::: Source text
Designer Spotlight

Jean-Philippe Demeyer

Demeyer sits on a 1970s green mohair velvet sofa beneath a 1960s Flemish wool tapestry; in front of him, a shell-covered souvenir from the French Riviera tops a Gothic Revival–style coffee table, one of a pair from the 1960s.

Belgian antiquarian and interior designer Jean-Philippe Demeyer likes to describe his taste as “anti-serious.” That is, humorous, but not in a way that makes anyone laugh. He seeks surprising juxtapositions of pieces from different eras, origins, colors and moods, happily juxtaposing objects with high patina and funky style, against expensive objets and items of found-art kitsch. An example of an anti-serious interior, he says, might be a small English country cottage with a long antique walnut table that’s “much too big for the room” topped with a red-glass vase bought for five dollars on eBay.

Demeyer and his two business partners, Frank ver Elst and Jean-Paul Dewever, began their company with a small antiques shop in the Belgian seaside resort of Knokke. Here, they quickly developed a roster of well-heeled clients who wanted more than just an item or two, which led to a decision to expand. Now,  working from a moated 13th-century country estate about a ten-minute drive outside Bruges, in Belgium’s West Flanders, the three partners operate a much more far-reaching business under the name Rooigem, which includes interior decorating, antiques dealing, restoration and the design of bespoke sofas and chairs.

“People don’t buy one item anymore; they want the whole ensemble – the sofa and the table and the nice object and the coffee table, too,” says Demeyer of the international clients who come to him both for antiques and interior-design services. “The world completely changed about five years ago.” Demeyer attributes this change to new design concepts pioneered by people like fellow Belgian Axel Vervoordt, a trailblazer when it comes to mixing and matching design elements from all eras, rather than creating a whole “period” look. These days, Demeyer says, clients want their homes to evince a collector’s eye for detail.

A view toward the orangery reveals laurels planted in huge pots and horned animal skulls mounted as hunting trophies.
::::::
## Short exercise 1
Translate this sentence from the designer profile into French: "These days, Demeyer says, clients want their homes to evince a collector's eye for detail."
::: Stored data
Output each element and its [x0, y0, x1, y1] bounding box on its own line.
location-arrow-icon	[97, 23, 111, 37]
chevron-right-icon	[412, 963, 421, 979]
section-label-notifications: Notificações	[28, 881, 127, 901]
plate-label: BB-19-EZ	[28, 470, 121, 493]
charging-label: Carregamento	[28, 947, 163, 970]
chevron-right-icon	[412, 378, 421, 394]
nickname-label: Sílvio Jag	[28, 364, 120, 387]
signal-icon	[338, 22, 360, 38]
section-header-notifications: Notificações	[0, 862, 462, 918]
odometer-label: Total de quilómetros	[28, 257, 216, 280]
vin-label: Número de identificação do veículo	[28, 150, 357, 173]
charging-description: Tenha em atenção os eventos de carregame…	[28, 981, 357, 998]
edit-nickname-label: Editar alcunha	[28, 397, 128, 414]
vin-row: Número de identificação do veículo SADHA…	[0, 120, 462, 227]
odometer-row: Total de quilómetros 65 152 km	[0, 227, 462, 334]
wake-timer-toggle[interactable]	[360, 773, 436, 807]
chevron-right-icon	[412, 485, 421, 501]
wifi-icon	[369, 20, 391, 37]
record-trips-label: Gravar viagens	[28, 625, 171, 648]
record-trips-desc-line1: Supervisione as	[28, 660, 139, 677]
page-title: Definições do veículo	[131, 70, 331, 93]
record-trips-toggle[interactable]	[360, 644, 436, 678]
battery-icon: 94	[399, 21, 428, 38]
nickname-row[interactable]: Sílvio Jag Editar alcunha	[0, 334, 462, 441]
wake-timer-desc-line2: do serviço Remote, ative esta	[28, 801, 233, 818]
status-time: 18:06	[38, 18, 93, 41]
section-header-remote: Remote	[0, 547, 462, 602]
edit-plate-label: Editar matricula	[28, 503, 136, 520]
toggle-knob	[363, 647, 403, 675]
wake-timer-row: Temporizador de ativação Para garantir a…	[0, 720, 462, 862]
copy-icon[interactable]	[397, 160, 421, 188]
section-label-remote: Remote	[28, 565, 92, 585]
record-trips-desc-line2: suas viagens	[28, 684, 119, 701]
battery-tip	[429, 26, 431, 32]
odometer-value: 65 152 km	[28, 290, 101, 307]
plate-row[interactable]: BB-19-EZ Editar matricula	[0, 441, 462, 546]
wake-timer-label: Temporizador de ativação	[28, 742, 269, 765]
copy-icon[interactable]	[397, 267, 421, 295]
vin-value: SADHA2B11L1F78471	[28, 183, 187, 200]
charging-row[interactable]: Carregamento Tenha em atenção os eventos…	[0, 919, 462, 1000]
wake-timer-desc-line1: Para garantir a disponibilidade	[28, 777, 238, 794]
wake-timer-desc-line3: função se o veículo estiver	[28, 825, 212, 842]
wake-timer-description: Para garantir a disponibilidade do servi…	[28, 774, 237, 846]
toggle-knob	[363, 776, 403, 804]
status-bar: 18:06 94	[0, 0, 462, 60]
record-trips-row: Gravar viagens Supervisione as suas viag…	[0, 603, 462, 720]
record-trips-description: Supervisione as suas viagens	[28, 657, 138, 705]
::::::
## Short exercise 2
Reproduce the records from their first line up to and including the line with "470, 121, 493]", without changing anything.

## Correct answer 1
Aujourd'hui, dit Demeyer, les clients veulent que leur intérieur témoigne d'un œil de collectionneur attentif au détail.

## Correct answer 2
Output each element and its [x0, y0, x1, y1] bounding box on its own line.
location-arrow-icon	[97, 23, 111, 37]
chevron-right-icon	[412, 963, 421, 979]
section-label-notifications: Notificações	[28, 881, 127, 901]
plate-label: BB-19-EZ	[28, 470, 121, 493]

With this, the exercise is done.